#### Goal
Copy the data below from its first line through the line containing "panel-label: B bbox=[859, 200, 882, 238]", including that line, with no changes.

#### Data for this task

============

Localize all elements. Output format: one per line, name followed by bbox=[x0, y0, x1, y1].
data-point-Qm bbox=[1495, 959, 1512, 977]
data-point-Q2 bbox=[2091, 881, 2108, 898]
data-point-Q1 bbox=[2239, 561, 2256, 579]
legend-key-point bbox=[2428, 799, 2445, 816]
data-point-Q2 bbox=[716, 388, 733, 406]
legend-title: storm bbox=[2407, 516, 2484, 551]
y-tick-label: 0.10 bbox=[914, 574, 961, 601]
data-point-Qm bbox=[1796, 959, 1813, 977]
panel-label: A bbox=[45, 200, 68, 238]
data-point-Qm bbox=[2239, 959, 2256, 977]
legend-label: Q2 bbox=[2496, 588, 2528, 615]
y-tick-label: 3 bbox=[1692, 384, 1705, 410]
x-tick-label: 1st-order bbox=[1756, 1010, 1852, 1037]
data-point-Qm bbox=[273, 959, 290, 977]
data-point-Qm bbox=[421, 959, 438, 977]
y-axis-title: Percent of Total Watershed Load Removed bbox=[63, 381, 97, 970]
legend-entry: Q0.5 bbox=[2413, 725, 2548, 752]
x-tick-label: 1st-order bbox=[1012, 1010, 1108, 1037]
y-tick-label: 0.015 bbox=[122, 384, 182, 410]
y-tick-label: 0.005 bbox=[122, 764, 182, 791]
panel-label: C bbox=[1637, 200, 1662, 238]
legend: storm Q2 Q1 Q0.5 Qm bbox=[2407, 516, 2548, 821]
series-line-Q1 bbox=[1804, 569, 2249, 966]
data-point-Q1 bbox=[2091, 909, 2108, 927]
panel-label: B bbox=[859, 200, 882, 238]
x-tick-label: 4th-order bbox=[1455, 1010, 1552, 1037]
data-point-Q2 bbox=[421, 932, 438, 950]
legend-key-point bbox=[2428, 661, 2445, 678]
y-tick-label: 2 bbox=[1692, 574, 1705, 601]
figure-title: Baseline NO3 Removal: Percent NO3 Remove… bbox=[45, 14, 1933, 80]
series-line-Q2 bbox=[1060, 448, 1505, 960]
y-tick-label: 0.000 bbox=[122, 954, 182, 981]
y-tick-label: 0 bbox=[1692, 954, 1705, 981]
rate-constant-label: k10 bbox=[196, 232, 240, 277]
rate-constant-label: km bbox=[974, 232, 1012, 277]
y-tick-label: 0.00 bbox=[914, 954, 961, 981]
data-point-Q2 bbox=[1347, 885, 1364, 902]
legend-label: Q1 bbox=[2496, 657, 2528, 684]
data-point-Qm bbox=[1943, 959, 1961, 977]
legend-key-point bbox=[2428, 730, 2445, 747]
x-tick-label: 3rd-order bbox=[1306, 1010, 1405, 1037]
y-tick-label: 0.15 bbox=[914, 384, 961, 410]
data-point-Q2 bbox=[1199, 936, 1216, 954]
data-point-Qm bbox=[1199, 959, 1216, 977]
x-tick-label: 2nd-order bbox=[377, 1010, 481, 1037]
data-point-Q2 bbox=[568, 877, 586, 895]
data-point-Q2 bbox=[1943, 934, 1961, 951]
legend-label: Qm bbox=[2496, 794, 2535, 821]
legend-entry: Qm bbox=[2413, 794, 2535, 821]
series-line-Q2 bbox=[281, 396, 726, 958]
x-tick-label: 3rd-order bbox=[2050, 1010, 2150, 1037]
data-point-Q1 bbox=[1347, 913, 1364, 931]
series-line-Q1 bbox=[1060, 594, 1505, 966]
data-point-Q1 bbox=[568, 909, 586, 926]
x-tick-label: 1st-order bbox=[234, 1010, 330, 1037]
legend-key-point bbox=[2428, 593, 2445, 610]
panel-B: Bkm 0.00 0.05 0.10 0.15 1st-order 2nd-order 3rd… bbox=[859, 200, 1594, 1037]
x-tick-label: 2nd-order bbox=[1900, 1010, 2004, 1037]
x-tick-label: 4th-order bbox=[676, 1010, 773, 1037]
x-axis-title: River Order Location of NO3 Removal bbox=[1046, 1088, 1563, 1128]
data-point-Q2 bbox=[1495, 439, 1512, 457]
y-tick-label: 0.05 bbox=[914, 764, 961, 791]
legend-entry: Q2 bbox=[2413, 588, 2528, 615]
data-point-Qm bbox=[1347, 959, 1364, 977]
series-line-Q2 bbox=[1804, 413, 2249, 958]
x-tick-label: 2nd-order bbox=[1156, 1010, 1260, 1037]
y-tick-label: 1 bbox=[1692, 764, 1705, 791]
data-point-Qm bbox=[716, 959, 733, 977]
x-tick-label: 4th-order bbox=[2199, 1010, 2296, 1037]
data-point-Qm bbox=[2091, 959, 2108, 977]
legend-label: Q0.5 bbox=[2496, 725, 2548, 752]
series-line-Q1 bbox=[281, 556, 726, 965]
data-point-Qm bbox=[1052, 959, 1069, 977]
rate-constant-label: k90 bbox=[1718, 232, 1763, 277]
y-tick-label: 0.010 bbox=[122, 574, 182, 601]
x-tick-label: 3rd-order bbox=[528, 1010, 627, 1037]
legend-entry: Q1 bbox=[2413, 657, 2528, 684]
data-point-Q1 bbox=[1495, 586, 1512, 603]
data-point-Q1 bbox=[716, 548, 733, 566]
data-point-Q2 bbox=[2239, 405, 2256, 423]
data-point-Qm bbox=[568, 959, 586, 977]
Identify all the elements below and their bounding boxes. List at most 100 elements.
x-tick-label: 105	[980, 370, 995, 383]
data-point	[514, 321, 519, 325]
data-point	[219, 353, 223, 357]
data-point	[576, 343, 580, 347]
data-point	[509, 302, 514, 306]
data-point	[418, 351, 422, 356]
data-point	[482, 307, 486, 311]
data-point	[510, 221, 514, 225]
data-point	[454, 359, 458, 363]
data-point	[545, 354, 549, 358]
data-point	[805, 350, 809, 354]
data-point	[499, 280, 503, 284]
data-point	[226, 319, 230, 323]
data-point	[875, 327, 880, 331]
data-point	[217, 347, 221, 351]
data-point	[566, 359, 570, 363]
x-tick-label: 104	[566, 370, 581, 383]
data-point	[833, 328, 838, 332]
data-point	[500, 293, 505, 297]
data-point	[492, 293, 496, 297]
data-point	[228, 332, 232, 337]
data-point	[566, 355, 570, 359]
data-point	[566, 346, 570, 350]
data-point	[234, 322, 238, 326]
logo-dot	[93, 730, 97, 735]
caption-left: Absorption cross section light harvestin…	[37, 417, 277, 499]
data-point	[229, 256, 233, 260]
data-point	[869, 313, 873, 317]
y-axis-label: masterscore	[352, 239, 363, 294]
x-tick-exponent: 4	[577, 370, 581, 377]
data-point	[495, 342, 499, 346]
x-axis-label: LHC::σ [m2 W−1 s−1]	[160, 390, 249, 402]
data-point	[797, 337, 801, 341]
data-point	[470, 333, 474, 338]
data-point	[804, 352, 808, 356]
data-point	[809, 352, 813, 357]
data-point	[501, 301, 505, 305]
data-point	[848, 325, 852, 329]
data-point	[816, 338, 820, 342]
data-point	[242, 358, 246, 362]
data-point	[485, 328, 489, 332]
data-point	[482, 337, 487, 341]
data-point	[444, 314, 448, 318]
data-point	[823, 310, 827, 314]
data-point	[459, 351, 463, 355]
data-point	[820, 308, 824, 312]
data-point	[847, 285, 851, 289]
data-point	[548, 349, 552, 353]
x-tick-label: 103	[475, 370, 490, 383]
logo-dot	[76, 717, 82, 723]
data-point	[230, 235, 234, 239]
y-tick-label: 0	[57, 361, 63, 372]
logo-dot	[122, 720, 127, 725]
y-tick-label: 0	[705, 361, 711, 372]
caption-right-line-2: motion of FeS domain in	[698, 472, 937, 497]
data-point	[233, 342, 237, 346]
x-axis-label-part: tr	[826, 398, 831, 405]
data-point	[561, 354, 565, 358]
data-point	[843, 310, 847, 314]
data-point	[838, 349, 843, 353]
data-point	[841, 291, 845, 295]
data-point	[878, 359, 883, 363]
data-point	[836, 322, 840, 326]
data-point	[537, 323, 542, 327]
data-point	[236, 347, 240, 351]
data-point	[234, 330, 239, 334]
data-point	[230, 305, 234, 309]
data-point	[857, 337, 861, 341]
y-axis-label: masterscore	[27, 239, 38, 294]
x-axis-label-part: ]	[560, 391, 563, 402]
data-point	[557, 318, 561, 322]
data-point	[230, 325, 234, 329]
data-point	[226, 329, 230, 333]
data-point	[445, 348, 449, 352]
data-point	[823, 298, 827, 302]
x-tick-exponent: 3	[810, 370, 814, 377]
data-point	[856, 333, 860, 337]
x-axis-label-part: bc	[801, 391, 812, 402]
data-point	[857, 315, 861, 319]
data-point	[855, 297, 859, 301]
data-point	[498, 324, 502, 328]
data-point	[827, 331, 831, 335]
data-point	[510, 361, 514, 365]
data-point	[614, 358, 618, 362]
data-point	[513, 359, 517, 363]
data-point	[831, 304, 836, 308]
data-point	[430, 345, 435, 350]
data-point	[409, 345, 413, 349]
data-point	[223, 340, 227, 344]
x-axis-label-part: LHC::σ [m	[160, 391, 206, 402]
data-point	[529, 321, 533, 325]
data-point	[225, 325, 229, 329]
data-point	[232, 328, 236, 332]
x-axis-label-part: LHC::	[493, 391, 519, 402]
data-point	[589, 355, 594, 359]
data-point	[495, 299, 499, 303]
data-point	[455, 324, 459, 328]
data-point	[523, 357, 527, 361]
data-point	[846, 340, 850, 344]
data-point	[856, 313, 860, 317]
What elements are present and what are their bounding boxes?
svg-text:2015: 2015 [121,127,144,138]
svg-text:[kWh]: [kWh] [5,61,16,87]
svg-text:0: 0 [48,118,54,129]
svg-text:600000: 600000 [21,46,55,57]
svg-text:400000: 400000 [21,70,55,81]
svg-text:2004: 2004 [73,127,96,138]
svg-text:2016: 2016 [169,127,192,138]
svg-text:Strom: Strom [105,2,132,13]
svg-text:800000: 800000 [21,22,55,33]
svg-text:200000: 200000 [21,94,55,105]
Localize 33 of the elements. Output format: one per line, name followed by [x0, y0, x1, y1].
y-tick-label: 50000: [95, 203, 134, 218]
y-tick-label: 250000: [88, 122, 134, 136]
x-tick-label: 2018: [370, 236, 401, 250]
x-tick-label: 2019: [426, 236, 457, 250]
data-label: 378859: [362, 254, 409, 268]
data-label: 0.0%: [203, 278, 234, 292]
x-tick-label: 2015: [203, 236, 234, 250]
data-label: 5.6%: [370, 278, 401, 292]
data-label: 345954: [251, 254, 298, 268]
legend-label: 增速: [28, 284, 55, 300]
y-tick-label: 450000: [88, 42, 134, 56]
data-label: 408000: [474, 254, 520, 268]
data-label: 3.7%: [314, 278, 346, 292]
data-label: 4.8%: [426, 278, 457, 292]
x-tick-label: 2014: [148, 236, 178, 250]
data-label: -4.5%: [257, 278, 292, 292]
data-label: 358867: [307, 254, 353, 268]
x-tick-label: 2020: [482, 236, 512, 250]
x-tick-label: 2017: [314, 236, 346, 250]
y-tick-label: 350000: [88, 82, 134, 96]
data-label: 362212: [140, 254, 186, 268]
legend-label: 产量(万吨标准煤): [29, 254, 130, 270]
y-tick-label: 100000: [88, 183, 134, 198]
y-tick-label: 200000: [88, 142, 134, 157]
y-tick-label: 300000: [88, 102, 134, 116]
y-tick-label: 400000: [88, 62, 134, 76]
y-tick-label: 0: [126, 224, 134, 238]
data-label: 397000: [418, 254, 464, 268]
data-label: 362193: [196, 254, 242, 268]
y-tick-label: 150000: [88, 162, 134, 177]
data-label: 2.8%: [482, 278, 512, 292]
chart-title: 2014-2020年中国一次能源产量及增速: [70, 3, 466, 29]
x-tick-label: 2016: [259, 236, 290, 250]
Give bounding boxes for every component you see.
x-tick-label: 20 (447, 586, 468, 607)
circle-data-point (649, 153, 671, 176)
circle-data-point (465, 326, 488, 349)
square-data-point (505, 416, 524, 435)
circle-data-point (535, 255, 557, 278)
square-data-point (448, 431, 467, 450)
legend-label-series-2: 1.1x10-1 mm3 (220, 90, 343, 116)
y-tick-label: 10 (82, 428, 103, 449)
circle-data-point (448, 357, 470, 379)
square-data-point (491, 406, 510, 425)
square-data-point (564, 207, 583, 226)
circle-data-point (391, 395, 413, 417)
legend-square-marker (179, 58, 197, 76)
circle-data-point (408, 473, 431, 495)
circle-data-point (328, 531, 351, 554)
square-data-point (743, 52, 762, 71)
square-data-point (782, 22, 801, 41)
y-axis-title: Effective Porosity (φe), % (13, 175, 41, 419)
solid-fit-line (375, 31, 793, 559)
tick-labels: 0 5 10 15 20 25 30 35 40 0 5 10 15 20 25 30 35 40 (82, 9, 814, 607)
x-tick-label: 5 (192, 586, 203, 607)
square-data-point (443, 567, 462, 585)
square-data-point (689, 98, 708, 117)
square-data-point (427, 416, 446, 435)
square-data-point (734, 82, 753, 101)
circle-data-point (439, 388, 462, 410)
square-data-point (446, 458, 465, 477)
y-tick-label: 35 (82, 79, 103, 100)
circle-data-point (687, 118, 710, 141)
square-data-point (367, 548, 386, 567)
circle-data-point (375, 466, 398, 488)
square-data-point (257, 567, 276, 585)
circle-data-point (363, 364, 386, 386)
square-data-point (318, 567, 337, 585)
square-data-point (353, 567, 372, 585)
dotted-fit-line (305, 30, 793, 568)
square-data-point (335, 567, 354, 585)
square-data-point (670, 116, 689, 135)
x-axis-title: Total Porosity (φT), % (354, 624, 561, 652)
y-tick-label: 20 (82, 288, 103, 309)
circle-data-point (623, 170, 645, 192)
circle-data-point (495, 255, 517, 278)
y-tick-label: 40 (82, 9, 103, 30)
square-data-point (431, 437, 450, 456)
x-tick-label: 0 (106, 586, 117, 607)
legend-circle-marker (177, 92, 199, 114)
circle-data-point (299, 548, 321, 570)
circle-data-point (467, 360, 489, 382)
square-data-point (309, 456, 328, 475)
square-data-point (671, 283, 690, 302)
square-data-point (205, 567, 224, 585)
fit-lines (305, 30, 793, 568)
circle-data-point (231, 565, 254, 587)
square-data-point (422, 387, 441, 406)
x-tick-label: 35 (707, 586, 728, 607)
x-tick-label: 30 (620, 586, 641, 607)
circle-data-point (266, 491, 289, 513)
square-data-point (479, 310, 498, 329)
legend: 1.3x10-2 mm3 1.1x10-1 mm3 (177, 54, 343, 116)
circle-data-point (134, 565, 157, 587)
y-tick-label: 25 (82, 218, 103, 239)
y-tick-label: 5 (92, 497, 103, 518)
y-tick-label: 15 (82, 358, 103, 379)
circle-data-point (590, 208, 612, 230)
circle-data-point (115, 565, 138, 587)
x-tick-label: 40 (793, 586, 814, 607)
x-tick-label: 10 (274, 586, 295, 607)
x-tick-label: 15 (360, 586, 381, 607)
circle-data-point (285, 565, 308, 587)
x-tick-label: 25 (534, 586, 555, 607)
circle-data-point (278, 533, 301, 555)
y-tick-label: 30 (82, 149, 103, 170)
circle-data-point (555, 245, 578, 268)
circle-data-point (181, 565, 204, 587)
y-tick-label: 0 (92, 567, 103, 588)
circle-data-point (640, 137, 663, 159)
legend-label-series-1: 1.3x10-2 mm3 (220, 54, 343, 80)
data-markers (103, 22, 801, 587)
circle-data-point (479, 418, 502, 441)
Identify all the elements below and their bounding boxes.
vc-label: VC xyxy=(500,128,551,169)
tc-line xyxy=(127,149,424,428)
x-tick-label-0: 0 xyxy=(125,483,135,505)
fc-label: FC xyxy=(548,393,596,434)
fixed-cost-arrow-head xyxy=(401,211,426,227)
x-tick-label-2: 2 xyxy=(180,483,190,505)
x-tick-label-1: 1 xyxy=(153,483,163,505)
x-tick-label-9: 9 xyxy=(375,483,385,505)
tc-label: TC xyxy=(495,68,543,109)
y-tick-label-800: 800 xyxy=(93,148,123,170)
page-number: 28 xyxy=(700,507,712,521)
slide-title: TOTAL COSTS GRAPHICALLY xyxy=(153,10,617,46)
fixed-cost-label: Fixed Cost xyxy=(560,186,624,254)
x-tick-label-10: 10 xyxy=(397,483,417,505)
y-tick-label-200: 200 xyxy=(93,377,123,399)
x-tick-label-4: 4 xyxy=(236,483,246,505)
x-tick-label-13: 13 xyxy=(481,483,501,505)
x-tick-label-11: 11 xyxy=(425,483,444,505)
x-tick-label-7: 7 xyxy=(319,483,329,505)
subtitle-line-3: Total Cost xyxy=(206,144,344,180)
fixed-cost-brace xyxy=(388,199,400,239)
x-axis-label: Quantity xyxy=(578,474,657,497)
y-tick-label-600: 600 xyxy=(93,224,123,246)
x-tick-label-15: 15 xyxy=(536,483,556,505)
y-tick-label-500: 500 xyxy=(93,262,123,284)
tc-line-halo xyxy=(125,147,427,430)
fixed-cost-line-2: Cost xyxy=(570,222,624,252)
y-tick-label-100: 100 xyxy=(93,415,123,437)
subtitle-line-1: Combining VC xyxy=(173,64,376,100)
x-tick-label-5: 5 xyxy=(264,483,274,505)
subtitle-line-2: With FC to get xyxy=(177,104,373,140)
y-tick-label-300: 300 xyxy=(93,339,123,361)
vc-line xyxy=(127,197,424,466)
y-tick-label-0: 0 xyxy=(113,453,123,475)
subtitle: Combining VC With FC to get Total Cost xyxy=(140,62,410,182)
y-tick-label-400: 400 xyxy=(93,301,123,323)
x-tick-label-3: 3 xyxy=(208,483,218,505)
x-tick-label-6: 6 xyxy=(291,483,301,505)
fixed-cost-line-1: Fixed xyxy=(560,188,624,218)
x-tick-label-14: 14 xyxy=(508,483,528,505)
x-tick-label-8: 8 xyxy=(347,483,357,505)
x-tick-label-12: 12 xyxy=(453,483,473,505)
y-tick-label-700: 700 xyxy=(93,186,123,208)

============

#### Answer in full
Localize all elements. Output format: one per line, name followed by bbox=[x0, y0, x1, y1].
data-point-Qm bbox=[1495, 959, 1512, 977]
data-point-Q2 bbox=[2091, 881, 2108, 898]
data-point-Q1 bbox=[2239, 561, 2256, 579]
legend-key-point bbox=[2428, 799, 2445, 816]
data-point-Q2 bbox=[716, 388, 733, 406]
legend-title: storm bbox=[2407, 516, 2484, 551]
y-tick-label: 0.10 bbox=[914, 574, 961, 601]
data-point-Qm bbox=[1796, 959, 1813, 977]
panel-label: A bbox=[45, 200, 68, 238]
data-point-Qm bbox=[2239, 959, 2256, 977]
legend-label: Q2 bbox=[2496, 588, 2528, 615]
y-tick-label: 3 bbox=[1692, 384, 1705, 410]
x-tick-label: 1st-order bbox=[1756, 1010, 1852, 1037]
data-point-Qm bbox=[273, 959, 290, 977]
data-point-Qm bbox=[421, 959, 438, 977]
y-axis-title: Percent of Total Watershed Load Removed bbox=[63, 381, 97, 970]
legend-entry: Q0.5 bbox=[2413, 725, 2548, 752]
x-tick-label: 1st-order bbox=[1012, 1010, 1108, 1037]
y-tick-label: 0.015 bbox=[122, 384, 182, 410]
y-tick-label: 0.005 bbox=[122, 764, 182, 791]
panel-label: C bbox=[1637, 200, 1662, 238]
legend: storm Q2 Q1 Q0.5 Qm bbox=[2407, 516, 2548, 821]
series-line-Q1 bbox=[1804, 569, 2249, 966]
data-point-Q1 bbox=[2091, 909, 2108, 927]
panel-label: B bbox=[859, 200, 882, 238]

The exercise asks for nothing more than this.